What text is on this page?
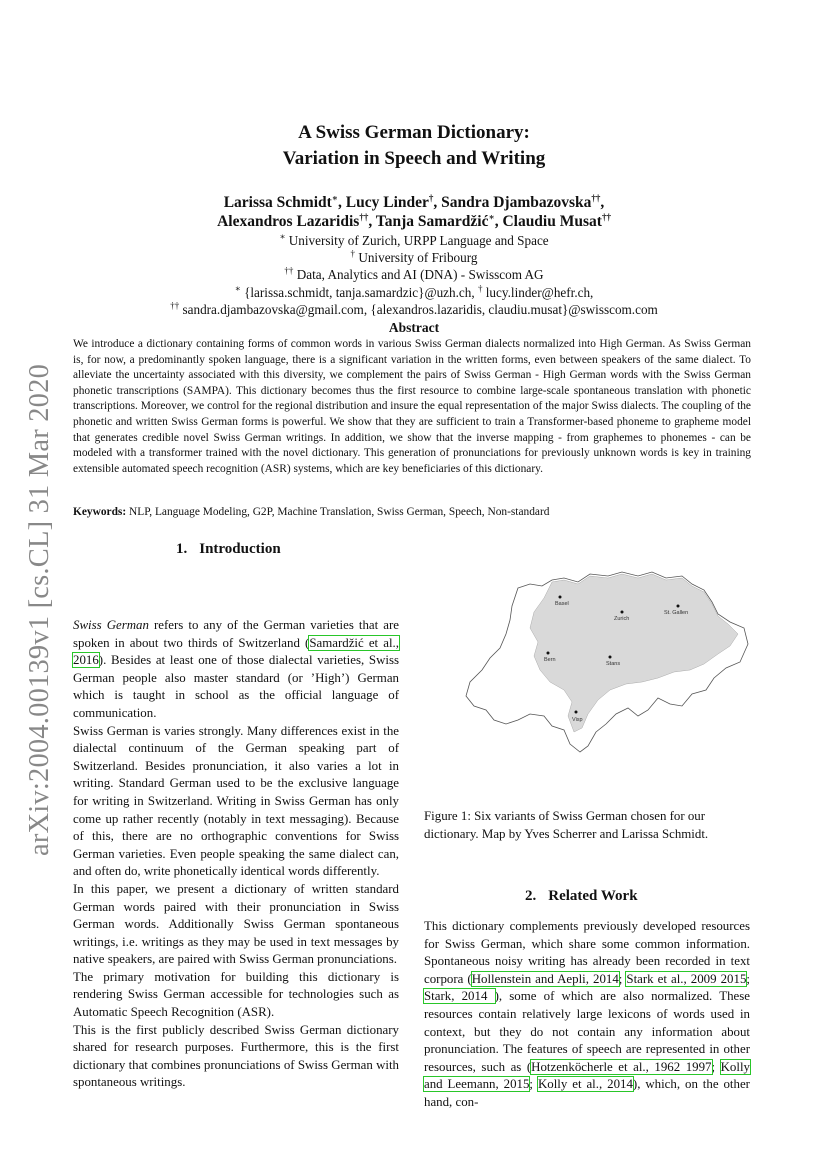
arXiv:2004.00139v1 [cs.CL] 31 Mar 2020
A Swiss German Dictionary:
Variation in Speech and Writing
Larissa Schmidt∗, Lucy Linder†, Sandra Djambazovska††,
Alexandros Lazaridis††, Tanja Samardžić∗, Claudiu Musat††
∗ University of Zurich, URPP Language and Space
† University of Fribourg
†† Data, Analytics and AI (DNA) - Swisscom AG
∗ {larissa.schmidt, tanja.samardzic}@uzh.ch, † lucy.linder@hefr.ch,
†† sandra.djambazovska@gmail.com, {alexandros.lazaridis, claudiu.musat}@swisscom.com
Abstract
We introduce a dictionary containing forms of common words in various Swiss German dialects normalized into High German. As Swiss German is, for now, a predominantly spoken language, there is a significant variation in the written forms, even between speakers of the same dialect. To alleviate the uncertainty associated with this diversity, we complement the pairs of Swiss German - High German words with the Swiss German phonetic transcriptions (SAMPA). This dictionary becomes thus the first resource to combine large-scale spontaneous translation with phonetic transcriptions. Moreover, we control for the regional distribution and insure the equal representation of the major Swiss dialects. The coupling of the phonetic and written Swiss German forms is powerful. We show that they are sufficient to train a Transformer-based phoneme to grapheme model that generates credible novel Swiss German writings. In addition, we show that the inverse mapping - from graphemes to phonemes - can be modeled with a transformer trained with the novel dictionary. This generation of pronunciations for previously unknown words is key in training extensible automated speech recognition (ASR) systems, which are key beneficiaries of this dictionary.
Keywords: NLP, Language Modeling, G2P, Machine Translation, Swiss German, Speech, Non-standard
1. Introduction

Swiss German refers to any of the German varieties that are spoken in about two thirds of Switzerland (Samardžić et al., 2016). Besides at least one of those dialectal varieties, Swiss German people also master standard (or ’High’) German which is taught in school as the official language of communication.

Swiss German is varies strongly. Many differences exist in the dialectal continuum of the German speaking part of Switzerland. Besides pronunciation, it also varies a lot in writing. Standard German used to be the exclusive language for writing in Switzerland. Writing in Swiss German has only come up rather recently (notably in text messaging). Because of this, there are no orthographic conventions for Swiss German varieties. Even people speaking the same dialect can, and often do, write phonetically identical words differently.

In this paper, we present a dictionary of written standard German words paired with their pronunciation in Swiss German words. Additionally Swiss German spontaneous writings, i.e. writings as they may be used in text messages by native speakers, are paired with Swiss German pronunciations.

The primary motivation for building this dictionary is rendering Swiss German accessible for technologies such as Automatic Speech Recognition (ASR).

This is the first publicly described Swiss German dictionary shared for research purposes. Furthermore, this is the first dictionary that combines pronunciations of Swiss German with spontaneous writings.

Basel
Zurich
St. Gallen
Bern
Stans
Visp
Figure 1: Six variants of Swiss German chosen for our dictionary. Map by Yves Scherrer and Larissa Schmidt.
2. Related Work

This dictionary complements previously developed resources for Swiss German, which share some common information. Spontaneous noisy writing has already been recorded in text corpora (Hollenstein and Aepli, 2014; Stark et al., 2009 2015; Stark, 2014 ), some of which are also normalized. These resources contain relatively large lexicons of words used in context, but they do not contain any information about pronunciation. The features of speech are represented in other resources, such as (Hotzenköcherle et al., 1962 1997; Kolly and Leemann, 2015; Kolly et al., 2014), which, on the other hand, con-
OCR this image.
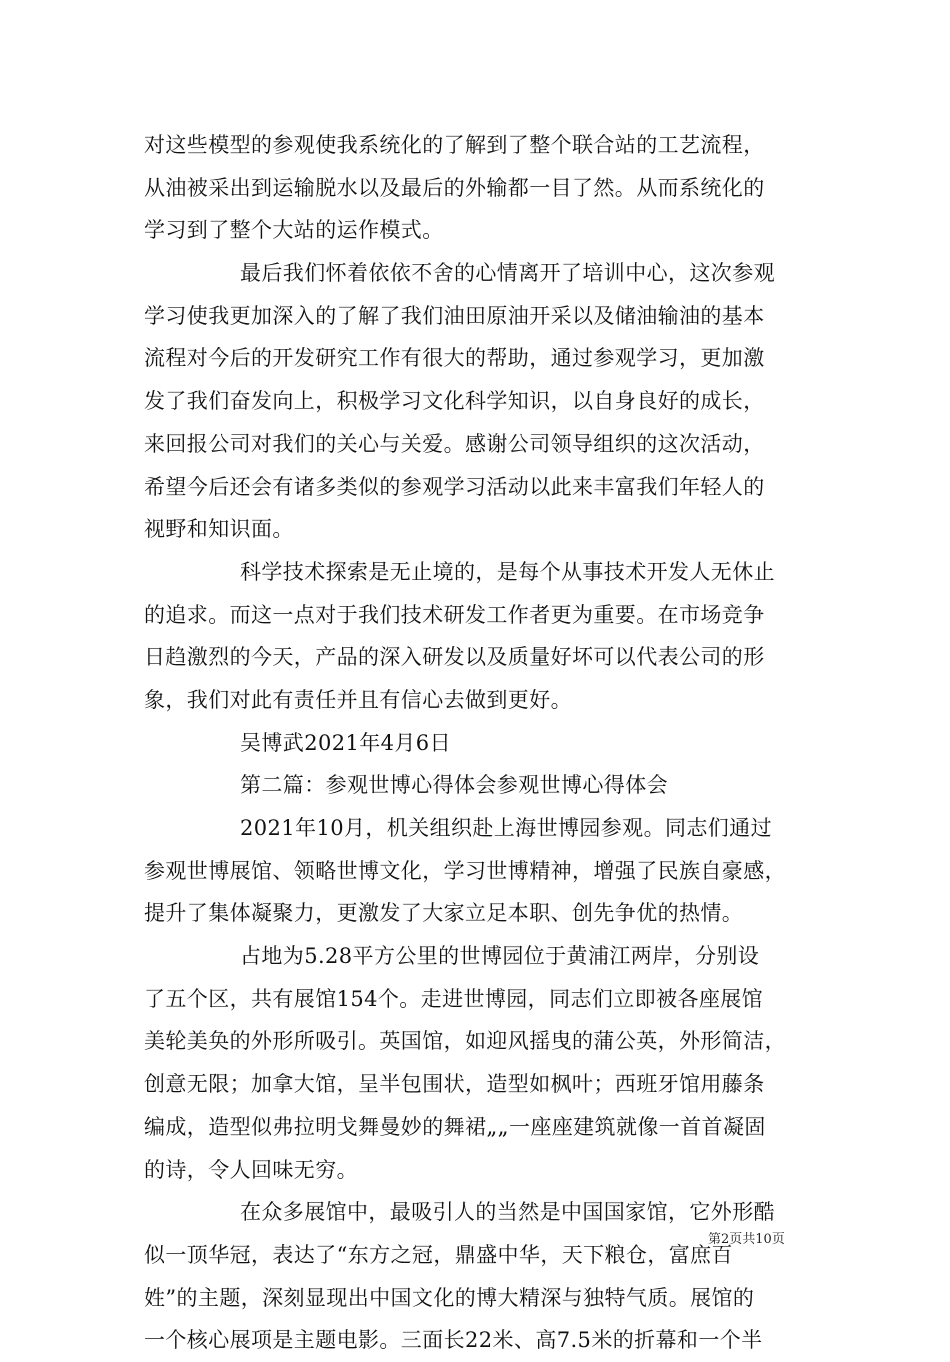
对这些模型的参观使我系统化的了解到了整个联合站的工艺流程，
从油被采出到运输脱水以及最后的外输都一目了然。从而系统化的
学习到了整个大站的运作模式。
最后我们怀着依依不舍的心情离开了培训中心，这次参观
学习使我更加深入的了解了我们油田原油开采以及储油输油的基本
流程对今后的开发研究工作有很大的帮助，通过参观学习，更加激
发了我们奋发向上，积极学习文化科学知识，以自身良好的成长，
来回报公司对我们的关心与关爱。感谢公司领导组织的这次活动，
希望今后还会有诸多类似的参观学习活动以此来丰富我们年轻人的
视野和知识面。
科学技术探索是无止境的，是每个从事技术开发人无休止
的追求。而这一点对于我们技术研发工作者更为重要。在市场竞争
日趋激烈的今天，产品的深入研发以及质量好坏可以代表公司的形
象，我们对此有责任并且有信心去做到更好。
吴博武2021年4月6日
第二篇：参观世博心得体会参观世博心得体会
2021年10月，机关组织赴上海世博园参观。同志们通过
参观世博展馆、领略世博文化，学习世博精神，增强了民族自豪感，
提升了集体凝聚力，更激发了大家立足本职、创先争优的热情。
占地为5.28平方公里的世博园位于黄浦江两岸，分别设
了五个区，共有展馆154个。走进世博园，同志们立即被各座展馆
美轮美奂的外形所吸引。英国馆，如迎风摇曳的蒲公英，外形简洁，
创意无限；加拿大馆，呈半包围状，造型如枫叶；西班牙馆用藤条
编成，造型似弗拉明戈舞曼妙的舞裙„„一座座建筑就像一首首凝固
的诗，令人回味无穷。
在众多展馆中，最吸引人的当然是中国国家馆，它外形酷
似一顶华冠，表达了“东方之冠，鼎盛中华，天下粮仓，富庶百
姓”的主题，深刻显现出中国文化的博大精深与独特气质。展馆的
一个核心展项是主题电影。三面长22米、高7.5米的折幕和一个半
第2页共10页
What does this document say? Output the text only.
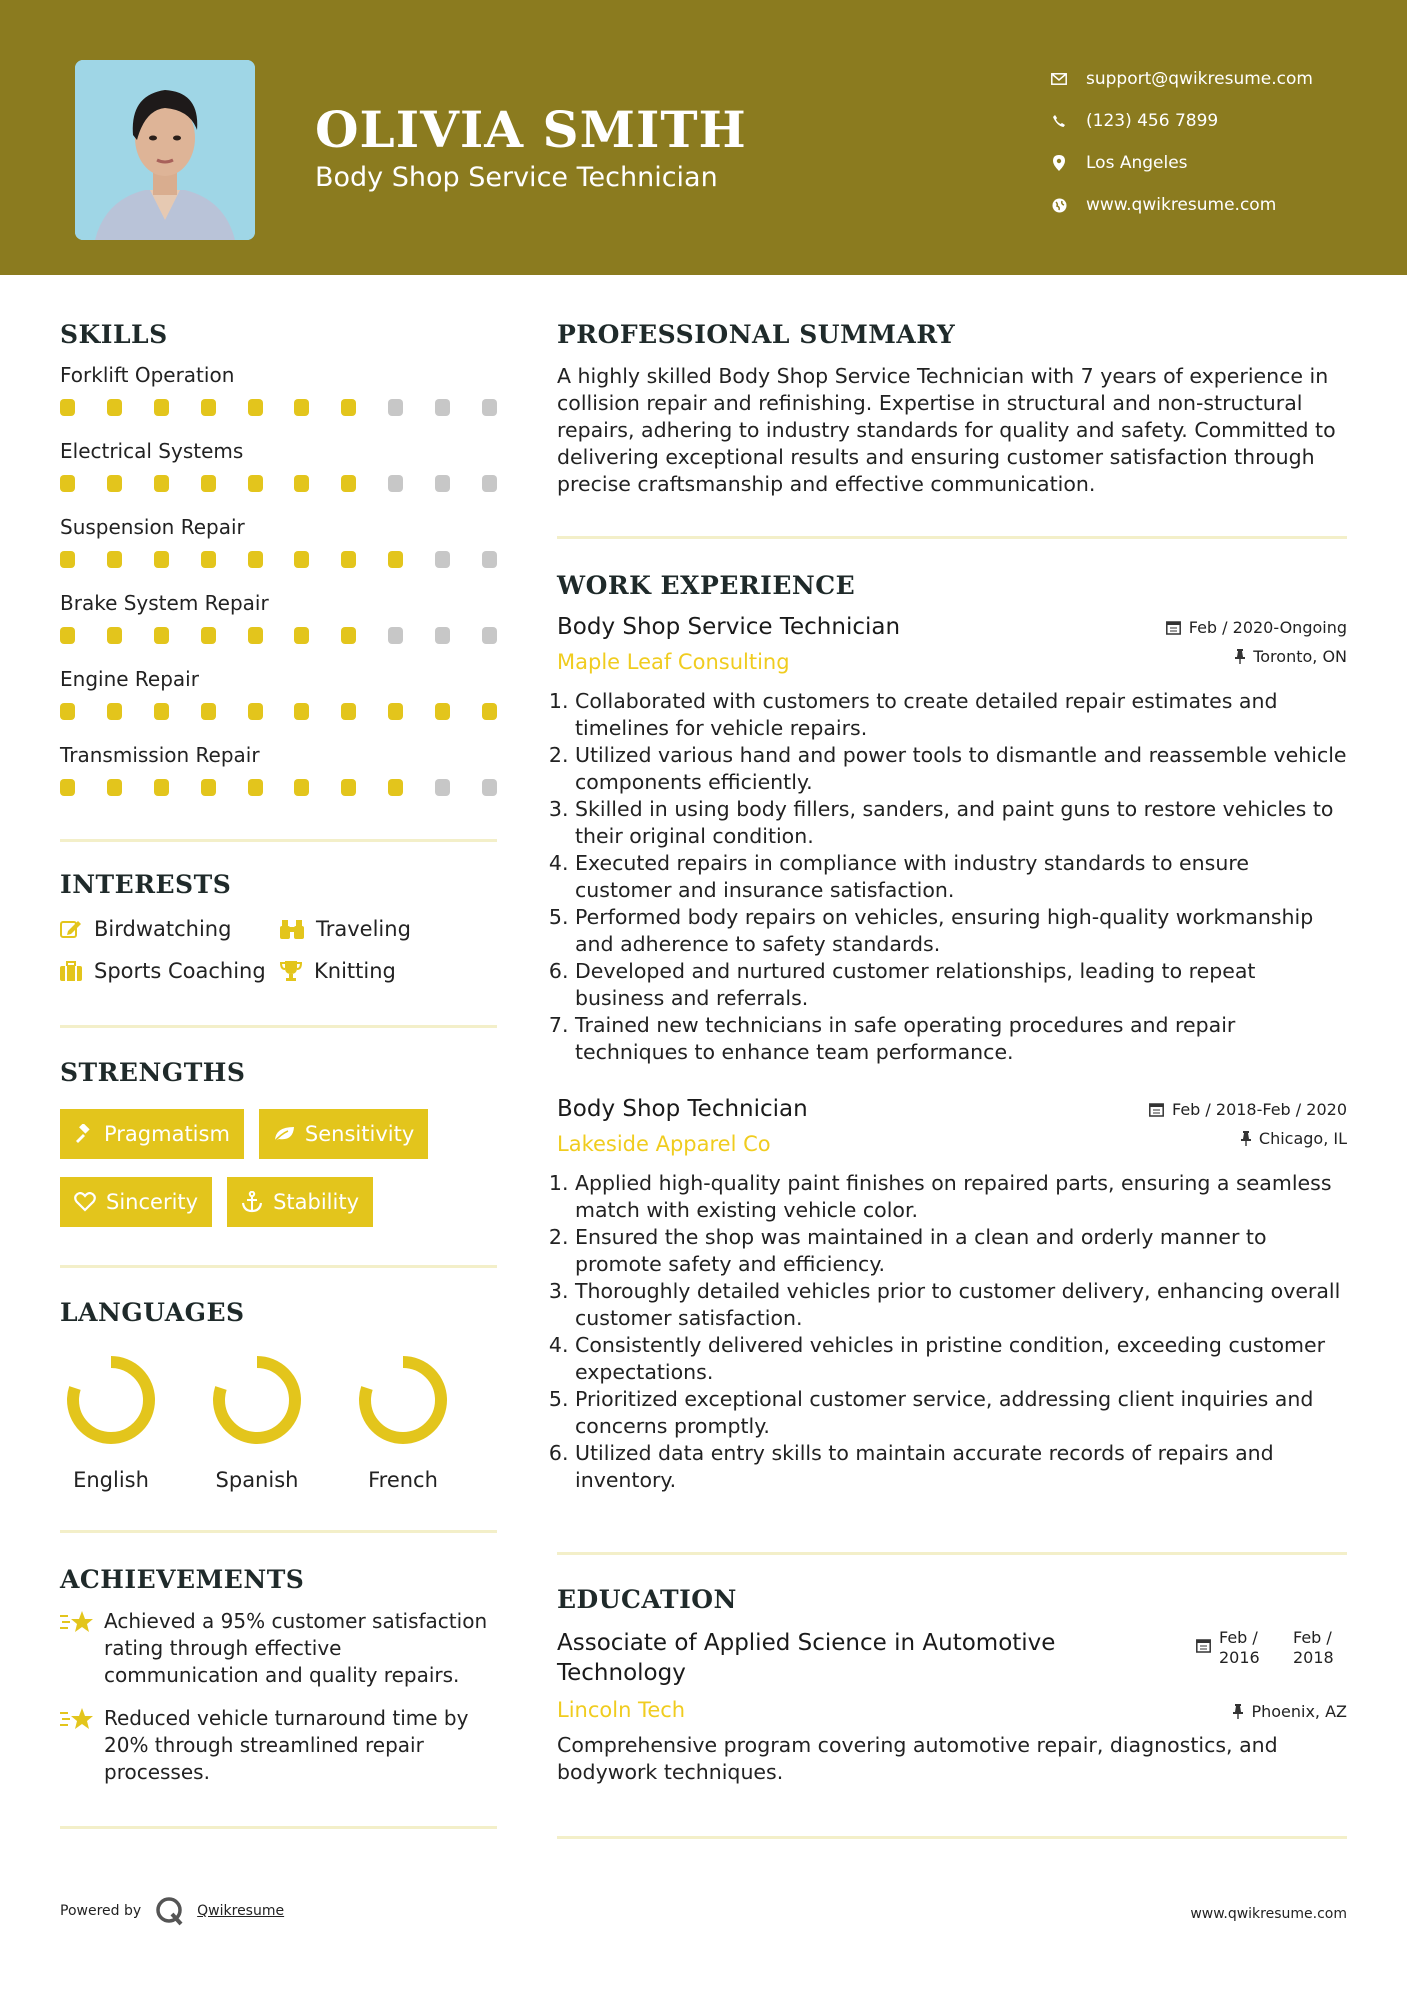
OLIVIA SMITH
Body Shop Service Technician
support@qwikresume.com
(123) 456 7899
Los Angeles
www.qwikresume.com
SKILLS
Forklift Operation
Electrical Systems
Suspension Repair
Brake System Repair
Engine Repair
Transmission Repair
INTERESTS
Birdwatching	Traveling
Sports Coaching Knitting
STRENGTHS
Pragmatism	Sensitivity
Sincerity	Stability
LANGUAGES
English	Spanish	French
ACHIEVEMENTS
Achieved a 95% customer satisfaction rating through effective communication and quality repairs.
Reduced vehicle turnaround time by 20% through streamlined repair processes.
PROFESSIONAL SUMMARY
A highly skilled Body Shop Service Technician with 7 years of experience in collision repair and refinishing. Expertise in structural and non-structural repairs, adhering to industry standards for quality and safety. Committed to delivering exceptional results and ensuring customer satisfaction through precise craftsmanship and effective communication.
WORK EXPERIENCE
Body Shop Service Technician
Maple Leaf Consulting
Feb / 2020-Ongoing
Toronto, ON
1. Collaborated with customers to create detailed repair estimates and timelines for vehicle repairs.
2. Utilized various hand and power tools to dismantle and reassemble vehicle components efficiently.
3. Skilled in using body fillers, sanders, and paint guns to restore vehicles to their original condition.
4. Executed repairs in compliance with industry standards to ensure customer and insurance satisfaction.
5. Performed body repairs on vehicles, ensuring high-quality workmanship and adherence to safety standards.
6. Developed and nurtured customer relationships, leading to repeat business and referrals.
7. Trained new technicians in safe operating procedures and repair techniques to enhance team performance.
Body Shop Technician
Lakeside Apparel Co
Feb / 2018-Feb / 2020
Chicago, IL
1. Applied high-quality paint finishes on repaired parts, ensuring a seamless match with existing vehicle color.
2. Ensured the shop was maintained in a clean and orderly manner to promote safety and efficiency.
3. Thoroughly detailed vehicles prior to customer delivery, enhancing overall customer satisfaction.
4. Consistently delivered vehicles in pristine condition, exceeding customer expectations.
5. Prioritized exceptional customer service, addressing client inquiries and concerns promptly.
6. Utilized data entry skills to maintain accurate records of repairs and inventory.
EDUCATION
Associate of Applied Science in Automotive Technology
Feb / 2016
Feb / 2018
Lincoln Tech	Phoenix, AZ
Comprehensive program covering automotive repair, diagnostics, and bodywork techniques.
Powered by	Qwikresume	www.qwikresume.com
==================================================
[What to do]: Of the lines in the listing above, how many hold the string "hand"? Reply with the number only.

[Result for this exercise]: 2